* _WORK ITEM 1_
According to the commentary on Goodhart's Anywheres and Somewheres, what share of British people live within 20 miles of where they were born?
* _WORK ITEM 2_
In the commentary on Goodhart's Anywheres and Somewheres, switch "backlash" to "reaction" and reproduce everything from "Goodhart, to his" down to "the under represented.".
* _WORK ITEM 3_
Pick up the commentary on Goodhart's Anywheres and Somewheres after its last sentence and carry it forward.
---- TEXT SEGMENT
Goodhart, head of the demography immigration and integration unit at the think tank Policy Exchange, tells us: “A populist politics of culture and identity has successfully challenged the traditional politics of Left and Right, creating a new division between the mobile achieved identity of the people from Anywhere and the roots-based identity of the people from Somewhere.

“This schism accounts for the Brexit vote, the election of Donald Trump, the decline of the centre-left and the rise of populism across Europe,” he claims.

This neglects to inform us that “centre-left” usually means a Blairite cosy consensus which was too costly – both in money terms with huge numbers of often unelected political cronies getting honours and plum jobs in Brussels and other places and in lives, in Iraq among other places.

I often wonder how much two members of this failed centre-left cosy consensus in Wales Lord Daffydd Ellis-Thomas and Baroness Eluned Morgan – both claiming expenses and salary to sit in the House of Lords and the Welsh Assembly – actually cost the people of Merthyr and how those people feel about the work they do as they survey the barren wastelands in the valleys (still no sign of a Circuit of Wales racetrack) which appear to have benefited precious little from EU membership.

Eluned Morgan, for instance, was first elected as Labour member of the European parliament for mid and west Wales in 1994 (a seat which has always been in Labour hands, not surprisingly) and she was re-elected in 1999 when the turnout was only 29 per cent and then again in 2005, confirming the view among cynics that a three-legged donkey with venereal disease would win in Wales if it wore a red rosette (Aneurin Bevan used to joke that Labour didn’t count the votes in Wales, they weighed them).

It is these kinds of concerns that inspired people to come out and vote in such high numbers in 2016, whether they were from somewhere or anywhere. They were bloody angry and wanted everyone to know it.

Goodhart, to his credit, seems to understand this. His knowledge of and access to demographic and social attitudes data enables him to more accurately evaluate and understand the backlash against the status quo and the new militant voice of the under represented.

More than half of British people have agreed with the statement “Britain has changed in recent times beyond recognition, it sometimes feel like a foreign country and this makes me feel uncomfortable”. Older people, the least well educated and the least affluent are most likely to assent to this.

He explains:”Anywheres dominate our culture. They tend to do well at school then usually move from home to a residential university in their late teens and on to a career in the professions that might take them to London or even abroad for a year or two. Such people have portable “achieved” identities based on career and educational success which makes them generally comfortable and confident with new places and people.

“Somewheres are more rooted and have “ascribed” identities based on group belonging and particular places, which is why they often find rapid change more unsettling. Once core group have been called the “left behind” – mainly older white working class men with little education. They have lost economically with the decline of well-paid jobs for people without qualifications and culturally too with the disappearance of a distinct working class culture and the marginalisation of their views in public conversation.”

About 60 per cent of British people live within 20 miles of where they were born, despite increases in mobility.

This raises the spectre of a mobile, privileged intellectual elite band of politicians representing a group of people who are not mobile, privileged or intellectual and who have lost faith in the view that Labour is “FOR the working man” so now see voting as futile.

Goodhart says that Anywheres have counted for too much in the past generation and he warns that “Without a more rooted, emotionally intelligent liberalism that can find the common ground between Anywheres and Somewheres, the possibility of even more unpleasant backlashes cannot completely be ruled out.”
--------
---- INPUT DATA
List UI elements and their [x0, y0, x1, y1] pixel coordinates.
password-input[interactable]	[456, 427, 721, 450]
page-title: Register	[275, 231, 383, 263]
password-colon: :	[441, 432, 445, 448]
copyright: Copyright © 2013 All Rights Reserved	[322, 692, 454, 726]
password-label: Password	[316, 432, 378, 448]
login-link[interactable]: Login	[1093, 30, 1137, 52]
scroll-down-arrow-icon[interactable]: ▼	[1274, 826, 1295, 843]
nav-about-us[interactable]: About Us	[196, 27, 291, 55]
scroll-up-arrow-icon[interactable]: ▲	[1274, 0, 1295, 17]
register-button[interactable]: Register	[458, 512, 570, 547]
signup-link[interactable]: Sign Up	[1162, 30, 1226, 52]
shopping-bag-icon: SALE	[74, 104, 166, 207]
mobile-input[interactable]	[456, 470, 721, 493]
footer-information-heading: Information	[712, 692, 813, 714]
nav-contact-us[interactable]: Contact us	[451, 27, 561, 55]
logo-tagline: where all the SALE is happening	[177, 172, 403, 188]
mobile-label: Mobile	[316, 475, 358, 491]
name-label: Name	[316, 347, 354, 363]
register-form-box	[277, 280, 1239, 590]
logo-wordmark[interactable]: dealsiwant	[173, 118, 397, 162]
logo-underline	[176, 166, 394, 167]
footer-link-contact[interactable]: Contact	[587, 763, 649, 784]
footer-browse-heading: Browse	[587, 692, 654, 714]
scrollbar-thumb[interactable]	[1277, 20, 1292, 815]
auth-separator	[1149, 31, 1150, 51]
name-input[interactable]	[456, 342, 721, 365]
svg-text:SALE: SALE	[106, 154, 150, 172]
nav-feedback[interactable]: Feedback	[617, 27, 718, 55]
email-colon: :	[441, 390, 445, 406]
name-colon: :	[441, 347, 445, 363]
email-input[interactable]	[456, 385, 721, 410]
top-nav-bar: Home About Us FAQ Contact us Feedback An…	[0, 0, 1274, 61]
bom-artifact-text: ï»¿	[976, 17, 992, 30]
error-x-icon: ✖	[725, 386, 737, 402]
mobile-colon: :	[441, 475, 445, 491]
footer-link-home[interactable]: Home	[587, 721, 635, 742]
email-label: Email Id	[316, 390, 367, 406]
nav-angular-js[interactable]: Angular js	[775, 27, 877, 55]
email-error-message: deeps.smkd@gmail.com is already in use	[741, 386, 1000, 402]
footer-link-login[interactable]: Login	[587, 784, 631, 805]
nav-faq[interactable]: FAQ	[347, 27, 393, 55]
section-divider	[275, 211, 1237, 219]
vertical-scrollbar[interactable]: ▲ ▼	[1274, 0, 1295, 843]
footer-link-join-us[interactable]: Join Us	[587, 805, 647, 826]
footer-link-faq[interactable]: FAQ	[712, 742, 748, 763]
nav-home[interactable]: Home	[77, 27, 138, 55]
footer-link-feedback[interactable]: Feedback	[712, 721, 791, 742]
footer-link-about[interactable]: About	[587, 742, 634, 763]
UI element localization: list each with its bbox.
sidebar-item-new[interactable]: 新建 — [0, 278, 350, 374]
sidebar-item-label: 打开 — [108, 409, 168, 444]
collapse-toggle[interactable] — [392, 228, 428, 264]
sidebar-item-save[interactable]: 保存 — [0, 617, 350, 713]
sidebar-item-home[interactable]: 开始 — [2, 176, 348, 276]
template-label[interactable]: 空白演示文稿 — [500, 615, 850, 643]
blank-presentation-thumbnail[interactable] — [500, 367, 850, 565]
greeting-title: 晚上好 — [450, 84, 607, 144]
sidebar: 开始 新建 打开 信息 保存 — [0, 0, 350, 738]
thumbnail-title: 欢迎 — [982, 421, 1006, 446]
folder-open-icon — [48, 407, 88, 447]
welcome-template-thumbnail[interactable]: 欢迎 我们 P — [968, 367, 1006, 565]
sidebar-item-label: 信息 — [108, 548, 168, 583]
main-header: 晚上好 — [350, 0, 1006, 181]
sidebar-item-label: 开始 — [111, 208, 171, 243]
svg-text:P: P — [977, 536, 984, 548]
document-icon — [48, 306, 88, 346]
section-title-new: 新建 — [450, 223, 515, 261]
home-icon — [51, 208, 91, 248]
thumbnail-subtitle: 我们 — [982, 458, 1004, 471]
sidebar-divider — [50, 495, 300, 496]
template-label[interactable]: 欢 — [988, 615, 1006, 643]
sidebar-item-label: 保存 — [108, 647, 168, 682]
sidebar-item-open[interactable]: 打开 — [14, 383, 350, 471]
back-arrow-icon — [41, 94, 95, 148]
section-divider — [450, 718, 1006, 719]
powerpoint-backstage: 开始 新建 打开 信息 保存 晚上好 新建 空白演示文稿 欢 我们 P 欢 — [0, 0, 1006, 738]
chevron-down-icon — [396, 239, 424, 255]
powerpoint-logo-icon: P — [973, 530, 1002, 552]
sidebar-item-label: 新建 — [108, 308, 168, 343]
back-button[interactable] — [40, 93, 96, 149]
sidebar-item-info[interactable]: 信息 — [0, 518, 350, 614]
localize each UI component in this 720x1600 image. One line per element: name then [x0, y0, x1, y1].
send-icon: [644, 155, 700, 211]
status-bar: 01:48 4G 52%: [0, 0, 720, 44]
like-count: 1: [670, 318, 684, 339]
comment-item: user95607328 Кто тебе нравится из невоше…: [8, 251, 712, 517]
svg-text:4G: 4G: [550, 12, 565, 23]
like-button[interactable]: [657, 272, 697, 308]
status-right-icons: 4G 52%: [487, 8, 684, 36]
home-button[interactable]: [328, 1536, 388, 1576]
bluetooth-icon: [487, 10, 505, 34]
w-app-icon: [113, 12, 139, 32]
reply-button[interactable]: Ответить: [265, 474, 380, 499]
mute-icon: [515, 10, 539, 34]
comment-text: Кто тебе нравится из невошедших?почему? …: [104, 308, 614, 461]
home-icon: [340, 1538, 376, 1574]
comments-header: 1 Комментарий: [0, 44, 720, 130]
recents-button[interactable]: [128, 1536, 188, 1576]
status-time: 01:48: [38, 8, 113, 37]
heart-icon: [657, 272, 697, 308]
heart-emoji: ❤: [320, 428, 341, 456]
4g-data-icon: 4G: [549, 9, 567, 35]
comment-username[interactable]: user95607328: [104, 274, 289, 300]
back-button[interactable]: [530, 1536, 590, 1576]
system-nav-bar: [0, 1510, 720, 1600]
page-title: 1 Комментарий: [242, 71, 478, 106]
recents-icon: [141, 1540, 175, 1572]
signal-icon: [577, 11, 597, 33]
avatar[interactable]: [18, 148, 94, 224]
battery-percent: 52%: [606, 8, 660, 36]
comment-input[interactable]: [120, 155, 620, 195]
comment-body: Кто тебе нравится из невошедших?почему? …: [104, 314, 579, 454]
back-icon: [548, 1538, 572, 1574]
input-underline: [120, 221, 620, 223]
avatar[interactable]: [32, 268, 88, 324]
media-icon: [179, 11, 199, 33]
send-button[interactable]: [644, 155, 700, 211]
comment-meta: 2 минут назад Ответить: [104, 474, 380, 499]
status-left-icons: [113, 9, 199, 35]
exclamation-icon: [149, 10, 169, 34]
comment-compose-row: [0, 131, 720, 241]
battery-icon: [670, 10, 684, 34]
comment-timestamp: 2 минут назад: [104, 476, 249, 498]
--------
* _TASK OUTPUT 1_
About 60 per cent.

* _TASK OUTPUT 2_
Goodhart, to his credit, seems to understand this. His knowledge of and access to demographic and social attitudes data enables him to more accurately evaluate and understand the reaction against the status quo and the new militant voice of the under represented.

* _TASK OUTPUT 3_
He relies heavily on evidence from British Social Attitudes surveys, which only began in 1983, which show a sharp decline in racist, homophobic and male chauvinist attitudes, with the sharpest decline among young and highly educated people. There has been an equally sharp decline in religious observance and sharp rise in sex before marriage with gentler declines in support for the death penalty.

He goes on to examine education and training and begins by telling us that 17 per cent of people still leave school functionally illiterate and 22 per cent functionally innumerate (according to a Sheffield report) and this figure seems to have persisted for more than fifty years. The OECD (Organisation for Economic Co-operation and Development) reported in January 2016 that Britain has the lowest literary rate and the second lowest numeracy rate of the 23 richest countries.

He laments the abandonment of apprenticeships and formal trade qualifications in old fashioned vocational and non academic technical colleges in further education which is being replaced with a continual march towards academic higher education university courses to meet the demands made by a growing number of young people who regard a university education as mandatory when very often it is a senseless, misguided waste.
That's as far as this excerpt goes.